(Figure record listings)
-.-.-

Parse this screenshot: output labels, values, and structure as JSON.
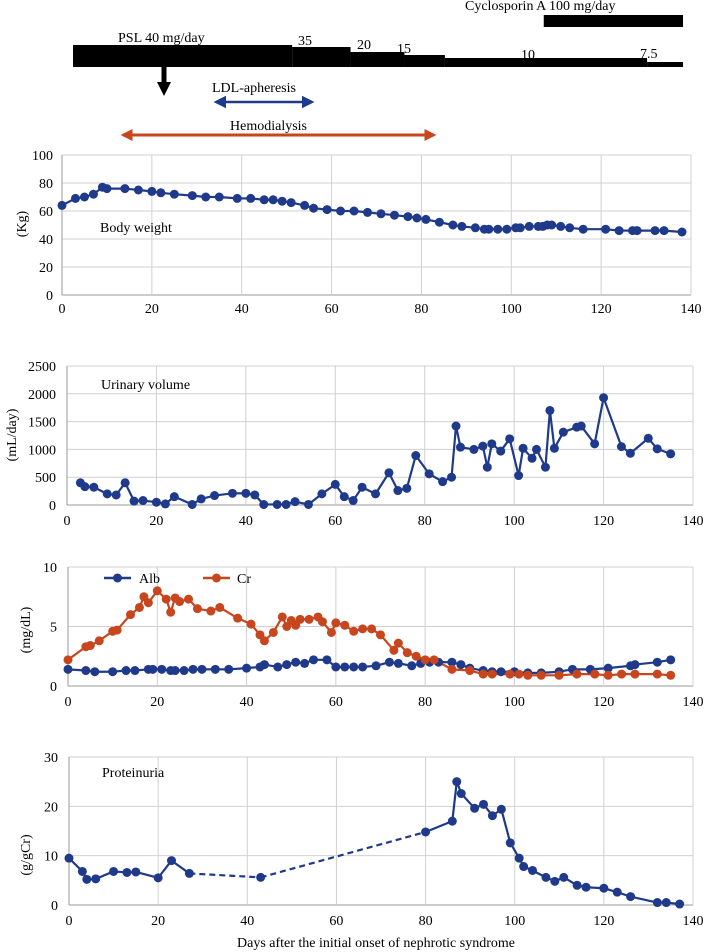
{
  "colors": {
    "navy": "#1f3a8a",
    "orange": "#c8461e",
    "black": "#000000",
    "grid": "#d0d0d0",
    "axis": "#999999"
  },
  "timeline": {
    "cyclosporin_label": "Cyclosporin A 100 mg/day",
    "psl_label": "PSL 40 mg/day",
    "dose_labels": [
      "35",
      "20",
      "15",
      "10",
      "7.5"
    ],
    "ldl_label": "LDL-apheresis",
    "hd_label": "Hemodialysis",
    "psl_segments": [
      {
        "start": 0,
        "end": 49,
        "dose": 40
      },
      {
        "start": 49,
        "end": 62,
        "dose": 35
      },
      {
        "start": 62,
        "end": 74,
        "dose": 20
      },
      {
        "start": 74,
        "end": 83,
        "dose": 15
      },
      {
        "start": 83,
        "end": 128,
        "dose": 10
      },
      {
        "start": 128,
        "end": 136,
        "dose": 7.5
      }
    ],
    "cyclosporin_period": [
      105,
      136
    ],
    "arrow_day": 23,
    "ldl_period": [
      34,
      56
    ],
    "hd_period": [
      14,
      83
    ]
  },
  "x_axis_title": "Days after the initial onset of nephrotic syndrome",
  "chart_data": [
    {
      "type": "line",
      "title": "Body weight",
      "ylabel": "(Kg)",
      "xlim": [
        0,
        140
      ],
      "ylim": [
        0,
        100
      ],
      "xticks": [
        "0",
        "20",
        "40",
        "60",
        "80",
        "100",
        "120",
        "140"
      ],
      "yticks": [
        "0",
        "20",
        "40",
        "60",
        "80",
        "100"
      ],
      "series": [
        {
          "name": "Body weight",
          "color": "#1f3a8a",
          "x": [
            0,
            3,
            5,
            7,
            9,
            10,
            14,
            17,
            20,
            22,
            25,
            29,
            32,
            35,
            39,
            42,
            45,
            47,
            49,
            51,
            54,
            56,
            59,
            62,
            65,
            68,
            71,
            74,
            77,
            79,
            81,
            84,
            87,
            89,
            92,
            94,
            95,
            97,
            99,
            101,
            102,
            104,
            106,
            107,
            108,
            109,
            111,
            113,
            116,
            121,
            124,
            127,
            128,
            132,
            134,
            138
          ],
          "values": [
            64,
            69,
            70,
            72,
            77,
            76,
            76,
            75,
            74,
            73,
            72,
            71,
            70,
            70,
            69,
            69,
            68,
            68,
            67,
            66,
            64,
            62,
            61,
            60,
            60,
            59,
            58,
            57,
            56,
            55,
            54,
            52,
            50,
            49,
            48,
            47,
            47,
            47,
            47,
            48,
            48,
            49,
            49,
            49,
            50,
            50,
            49,
            48,
            47,
            47,
            46,
            46,
            46,
            46,
            46,
            45
          ]
        }
      ]
    },
    {
      "type": "line",
      "title": "Urinary volume",
      "ylabel": "(mL/day)",
      "xlim": [
        0,
        140
      ],
      "ylim": [
        0,
        2500
      ],
      "xticks": [
        "0",
        "20",
        "40",
        "60",
        "80",
        "100",
        "120",
        "140"
      ],
      "yticks": [
        "0",
        "500",
        "1000",
        "1500",
        "2000",
        "2500"
      ],
      "series": [
        {
          "name": "Urinary volume",
          "color": "#1f3a8a",
          "x": [
            3,
            4,
            6,
            9,
            11,
            13,
            15,
            17,
            20,
            22,
            24,
            28,
            30,
            33,
            37,
            40,
            42,
            44,
            47,
            49,
            51,
            54,
            57,
            60,
            62,
            64,
            66,
            69,
            72,
            74,
            76,
            78,
            81,
            84,
            86,
            87,
            88,
            91,
            93,
            94,
            95,
            97,
            99,
            101,
            102,
            104,
            105,
            107,
            108,
            109,
            111,
            114,
            115,
            118,
            120,
            124,
            126,
            130,
            132,
            135
          ],
          "values": [
            400,
            330,
            320,
            200,
            180,
            400,
            70,
            80,
            50,
            20,
            150,
            10,
            110,
            170,
            210,
            210,
            180,
            10,
            10,
            10,
            60,
            10,
            200,
            370,
            150,
            80,
            320,
            200,
            580,
            260,
            300,
            890,
            560,
            420,
            500,
            1420,
            1040,
            1000,
            1060,
            680,
            1100,
            970,
            1190,
            530,
            1020,
            840,
            1000,
            680,
            1700,
            1020,
            1310,
            1400,
            1420,
            1100,
            1930,
            1050,
            930,
            1200,
            1010,
            920
          ]
        }
      ]
    },
    {
      "type": "line",
      "title": "",
      "ylabel": "(mg/dL)",
      "xlim": [
        0,
        140
      ],
      "ylim": [
        0,
        10
      ],
      "xticks": [
        "0",
        "20",
        "40",
        "60",
        "80",
        "100",
        "120",
        "140"
      ],
      "yticks": [
        "0",
        "5",
        "10"
      ],
      "legend": [
        "Alb",
        "Cr"
      ],
      "series": [
        {
          "name": "Alb",
          "color": "#1f3a8a",
          "x": [
            0,
            4,
            6,
            10,
            13,
            15,
            18,
            19,
            21,
            23,
            24,
            26,
            28,
            30,
            33,
            36,
            40,
            43,
            44,
            47,
            49,
            51,
            53,
            55,
            58,
            60,
            62,
            64,
            66,
            69,
            72,
            74,
            77,
            79,
            81,
            83,
            86,
            88,
            90,
            93,
            95,
            97,
            100,
            103,
            106,
            110,
            113,
            117,
            121,
            126,
            127,
            132,
            135
          ],
          "values": [
            1.4,
            1.3,
            1.2,
            1.2,
            1.3,
            1.3,
            1.4,
            1.4,
            1.4,
            1.3,
            1.3,
            1.3,
            1.4,
            1.4,
            1.4,
            1.4,
            1.5,
            1.6,
            1.8,
            1.6,
            1.8,
            2.0,
            1.9,
            2.2,
            2.2,
            1.6,
            1.6,
            1.6,
            1.6,
            1.7,
            2.0,
            1.9,
            1.7,
            1.9,
            2.0,
            2.0,
            2.0,
            1.8,
            1.5,
            1.3,
            1.2,
            1.2,
            1.2,
            1.1,
            1.1,
            1.2,
            1.4,
            1.4,
            1.5,
            1.7,
            1.8,
            2.0,
            2.2
          ]
        },
        {
          "name": "Cr",
          "color": "#c8461e",
          "x": [
            0,
            4,
            5,
            7,
            10,
            11,
            14,
            16,
            17,
            18,
            20,
            22,
            23,
            24,
            25,
            27,
            29,
            32,
            34,
            38,
            41,
            43,
            44,
            46,
            48,
            49,
            50,
            51,
            52,
            54,
            56,
            57,
            59,
            60,
            62,
            64,
            66,
            68,
            70,
            73,
            74,
            76,
            78,
            80,
            82,
            86,
            90,
            93,
            95,
            99,
            101,
            103,
            106,
            110,
            114,
            118,
            121,
            124,
            127,
            132,
            135
          ],
          "values": [
            2.2,
            3.3,
            3.4,
            3.8,
            4.6,
            4.7,
            6.0,
            6.6,
            7.5,
            7.0,
            8.0,
            7.3,
            6.2,
            7.4,
            7.1,
            7.3,
            6.5,
            6.3,
            6.6,
            5.7,
            5.2,
            4.3,
            3.8,
            4.5,
            5.8,
            5.0,
            5.5,
            5.1,
            5.6,
            5.6,
            5.8,
            5.4,
            4.5,
            5.3,
            5.1,
            4.6,
            4.8,
            4.8,
            4.3,
            3.0,
            3.6,
            2.8,
            2.5,
            2.2,
            2.2,
            1.4,
            1.3,
            1.0,
            1.0,
            1.0,
            1.0,
            0.9,
            0.9,
            0.9,
            1.0,
            1.0,
            0.9,
            1.0,
            1.0,
            1.0,
            0.9
          ]
        }
      ]
    },
    {
      "type": "line",
      "title": "Proteinuria",
      "ylabel": "(g/gCr)",
      "xlabel": "Days after the initial onset of nephrotic syndrome",
      "xlim": [
        0,
        140
      ],
      "ylim": [
        0,
        30
      ],
      "xticks": [
        "0",
        "20",
        "40",
        "60",
        "80",
        "100",
        "120",
        "140"
      ],
      "yticks": [
        "0",
        "10",
        "20",
        "30"
      ],
      "series": [
        {
          "name": "Proteinuria",
          "color": "#1f3a8a",
          "x": [
            0,
            3,
            4,
            6,
            10,
            13,
            15,
            20,
            23,
            27,
            43,
            80,
            86,
            87,
            88,
            91,
            93,
            95,
            97,
            99,
            101,
            102,
            104,
            107,
            109,
            111,
            114,
            116,
            120,
            123,
            126,
            132,
            134,
            137
          ],
          "values": [
            9.5,
            6.8,
            5.2,
            5.3,
            6.8,
            6.6,
            6.7,
            5.5,
            9.0,
            6.4,
            5.6,
            14.8,
            17.0,
            25.0,
            22.6,
            19.6,
            20.4,
            18.1,
            19.4,
            12.6,
            9.5,
            7.8,
            7.0,
            5.6,
            4.8,
            5.6,
            4.0,
            3.6,
            3.4,
            2.6,
            1.7,
            0.5,
            0.5,
            0.2
          ],
          "dashed_segments": [
            [
              27,
              43
            ],
            [
              43,
              80
            ]
          ]
        }
      ]
    }
  ]
}
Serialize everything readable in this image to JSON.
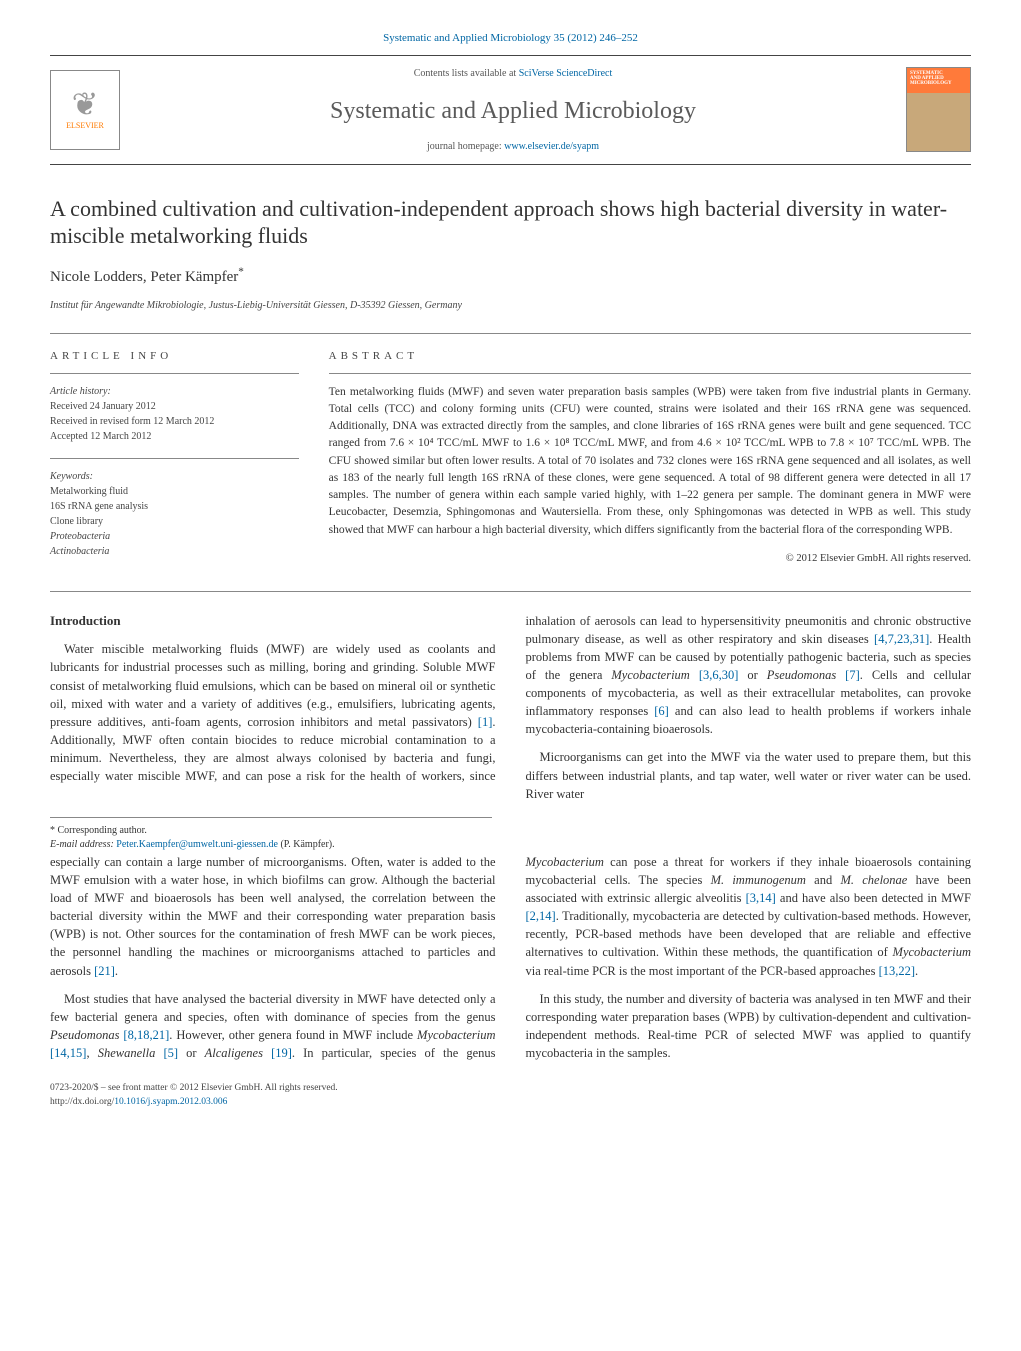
{
  "header": {
    "top_link": "Systematic and Applied Microbiology 35 (2012) 246–252",
    "contents_pre": "Contents lists available at ",
    "contents_link": "SciVerse ScienceDirect",
    "journal": "Systematic and Applied Microbiology",
    "homepage_pre": "journal homepage: ",
    "homepage_link": "www.elsevier.de/syapm",
    "elsevier": "ELSEVIER",
    "cover_l1": "SYSTEMATIC",
    "cover_l2": "AND APPLIED",
    "cover_l3": "MICROBIOLOGY"
  },
  "title": "A combined cultivation and cultivation-independent approach shows high bacterial diversity in water-miscible metalworking fluids",
  "authors": "Nicole Lodders, Peter Kämpfer",
  "corr_mark": "*",
  "affiliation": "Institut für Angewandte Mikrobiologie, Justus-Liebig-Universität Giessen, D-35392 Giessen, Germany",
  "article_info": {
    "heading": "article info",
    "history_label": "Article history:",
    "history_l1": "Received 24 January 2012",
    "history_l2": "Received in revised form 12 March 2012",
    "history_l3": "Accepted 12 March 2012",
    "keywords_label": "Keywords:",
    "kw1": "Metalworking fluid",
    "kw2": "16S rRNA gene analysis",
    "kw3": "Clone library",
    "kw4": "Proteobacteria",
    "kw5": "Actinobacteria"
  },
  "abstract": {
    "heading": "abstract",
    "text": "Ten metalworking fluids (MWF) and seven water preparation basis samples (WPB) were taken from five industrial plants in Germany. Total cells (TCC) and colony forming units (CFU) were counted, strains were isolated and their 16S rRNA gene was sequenced. Additionally, DNA was extracted directly from the samples, and clone libraries of 16S rRNA genes were built and gene sequenced. TCC ranged from 7.6 × 10⁴ TCC/mL MWF to 1.6 × 10⁸ TCC/mL MWF, and from 4.6 × 10² TCC/mL WPB to 7.8 × 10⁷ TCC/mL WPB. The CFU showed similar but often lower results. A total of 70 isolates and 732 clones were 16S rRNA gene sequenced and all isolates, as well as 183 of the nearly full length 16S rRNA of these clones, were gene sequenced. A total of 98 different genera were detected in all 17 samples. The number of genera within each sample varied highly, with 1–22 genera per sample. The dominant genera in MWF were Leucobacter, Desemzia, Sphingomonas and Wautersiella. From these, only Sphingomonas was detected in WPB as well. This study showed that MWF can harbour a high bacterial diversity, which differs significantly from the bacterial flora of the corresponding WPB.",
    "copyright": "© 2012 Elsevier GmbH. All rights reserved."
  },
  "body": {
    "intro_head": "Introduction",
    "p1a": "Water miscible metalworking fluids (MWF) are widely used as coolants and lubricants for industrial processes such as milling, boring and grinding. Soluble MWF consist of metalworking fluid emulsions, which can be based on mineral oil or synthetic oil, mixed with water and a variety of additives (e.g., emulsifiers, lubricating agents, pressure additives, anti-foam agents, corrosion inhibitors and metal passivators) ",
    "r1": "[1]",
    "p1b": ". Additionally, MWF often contain biocides to reduce microbial contamination to a minimum. Nevertheless, they are almost always colonised by bacteria and fungi, especially water miscible MWF, and can pose a risk for the health of workers, since inhalation of aerosols can lead to hypersensitivity pneumonitis and chronic obstructive pulmonary disease, as well as other respiratory and skin diseases ",
    "r4": "[4,7,23,31]",
    "p1c": ". Health problems from MWF can be caused by potentially pathogenic bacteria, such as species of the genera ",
    "sp_myco": "Mycobacterium",
    "r3": "[3,6,30]",
    "p1d": " or ",
    "sp_pseudo": "Pseudomonas",
    "r7": "[7]",
    "p1e": ". Cells and cellular components of mycobacteria, as well as their extracellular metabolites, can provoke inflammatory responses ",
    "r6": "[6]",
    "p1f": " and can also lead to health problems if workers inhale mycobacteria-containing bioaerosols.",
    "p2": "Microorganisms can get into the MWF via the water used to prepare them, but this differs between industrial plants, and tap water, well water or river water can be used. River water",
    "p3a": "especially can contain a large number of microorganisms. Often, water is added to the MWF emulsion with a water hose, in which biofilms can grow. Although the bacterial load of MWF and bioaerosols has been well analysed, the correlation between the bacterial diversity within the MWF and their corresponding water preparation basis (WPB) is not. Other sources for the contamination of fresh MWF can be work pieces, the personnel handling the machines or microorganisms attached to particles and aerosols ",
    "r21": "[21]",
    "p3b": ".",
    "p4a": "Most studies that have analysed the bacterial diversity in MWF have detected only a few bacterial genera and species, often with dominance of species from the genus ",
    "r8": "[8,18,21]",
    "p4b": ". However, other genera found in MWF include ",
    "r14": "[14,15]",
    "p4c": ", ",
    "sp_shew": "Shewanella",
    "r5": "[5]",
    "p4d": " or ",
    "sp_alc": "Alcaligenes",
    "r19": "[19]",
    "p4e": ". In particular, species of the genus ",
    "p4f": " can pose a threat for workers if they inhale bioaerosols containing mycobacterial cells. The species ",
    "sp_immuno": "M. immunogenum",
    "p4g": " and ",
    "sp_chel": "M. chelonae",
    "p4h": " have been associated with extrinsic allergic alveolitis ",
    "r314": "[3,14]",
    "p4i": " and have also been detected in MWF ",
    "r214": "[2,14]",
    "p4j": ". Traditionally, mycobacteria are detected by cultivation-based methods. However, recently, PCR-based methods have been developed that are reliable and effective alternatives to cultivation. Within these methods, the quantification of ",
    "p4k": " via real-time PCR is the most important of the PCR-based approaches ",
    "r1322": "[13,22]",
    "p4l": ".",
    "p5": "In this study, the number and diversity of bacteria was analysed in ten MWF and their corresponding water preparation bases (WPB) by cultivation-dependent and cultivation-independent methods. Real-time PCR of selected MWF was applied to quantify mycobacteria in the samples."
  },
  "footnotes": {
    "star": "* Corresponding author.",
    "email_label": "E-mail address: ",
    "email": "Peter.Kaempfer@umwelt.uni-giessen.de",
    "email_post": " (P. Kämpfer)."
  },
  "bottom": {
    "issn": "0723-2020/$ – see front matter © 2012 Elsevier GmbH. All rights reserved.",
    "doi_pre": "http://dx.doi.org/",
    "doi": "10.1016/j.syapm.2012.03.006"
  },
  "colors": {
    "link": "#0066a4",
    "rule": "#888888",
    "orange": "#ff7a00"
  }
}
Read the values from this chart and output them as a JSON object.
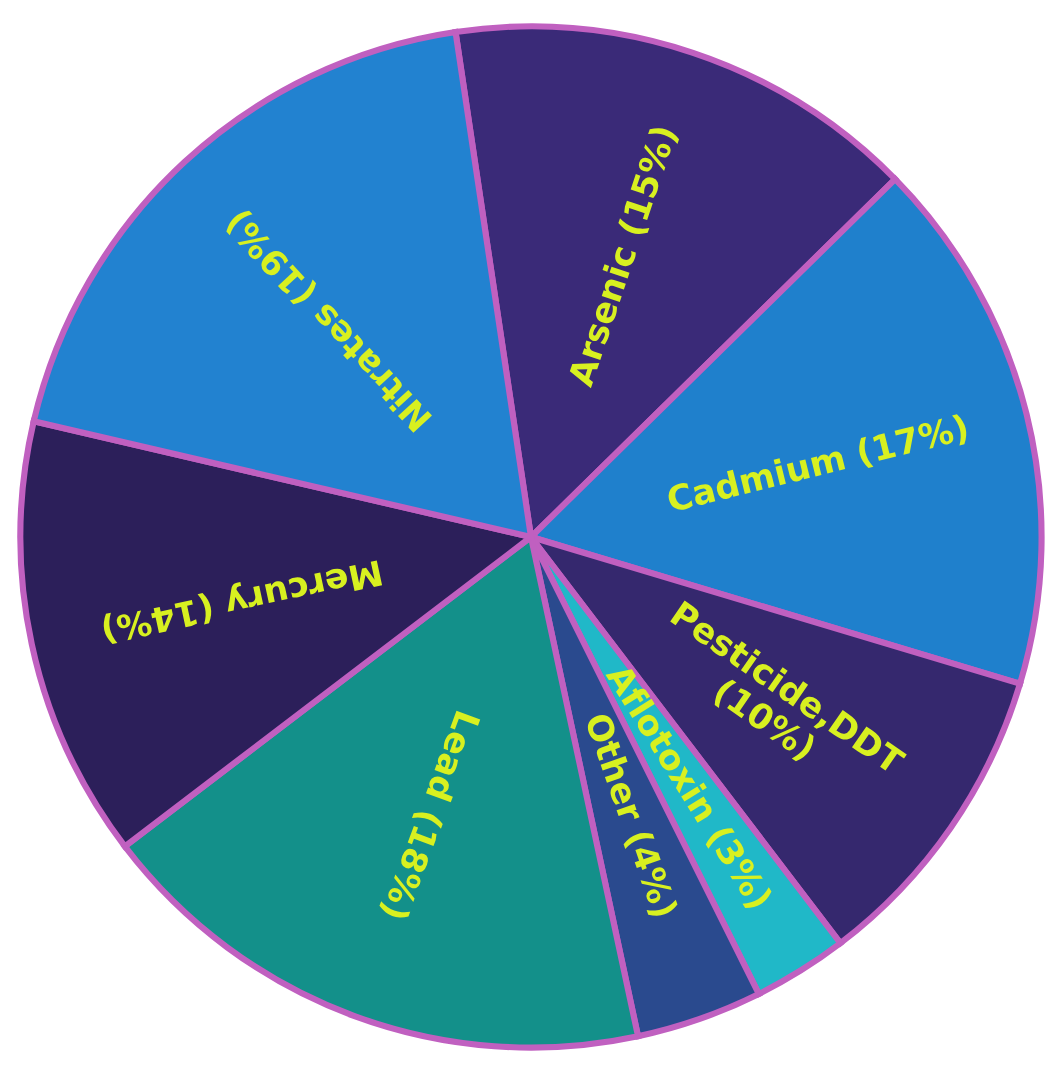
{
  "chart_data": {
    "type": "pie",
    "categories": [
      "Arsenic",
      "Cadmium",
      "Pesticide,DDT",
      "Aflotoxin",
      "Other",
      "Lead",
      "Mercury",
      "Nitrates"
    ],
    "values": [
      15,
      17,
      10,
      3,
      4,
      18,
      14,
      19
    ],
    "value_labels": [
      "(15%)",
      "(17%)",
      "(10%)",
      "(3%)",
      "(4%)",
      "(18%)",
      "(14%)",
      "(19%)"
    ],
    "colors": [
      "#3a2a78",
      "#1f80cc",
      "#35286e",
      "#20b8c8",
      "#2a4a8e",
      "#13908a",
      "#2c1f5a",
      "#2282d0"
    ]
  }
}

-.-.-

__Exercise objective__.
Show all of the lines above in which "after" is present.

__Solved exercise__.
  "x_axis_title": "Days after the initial onset of nephrotic syndrome",
      "xlabel": "Days after the initial onset of nephrotic syndrome",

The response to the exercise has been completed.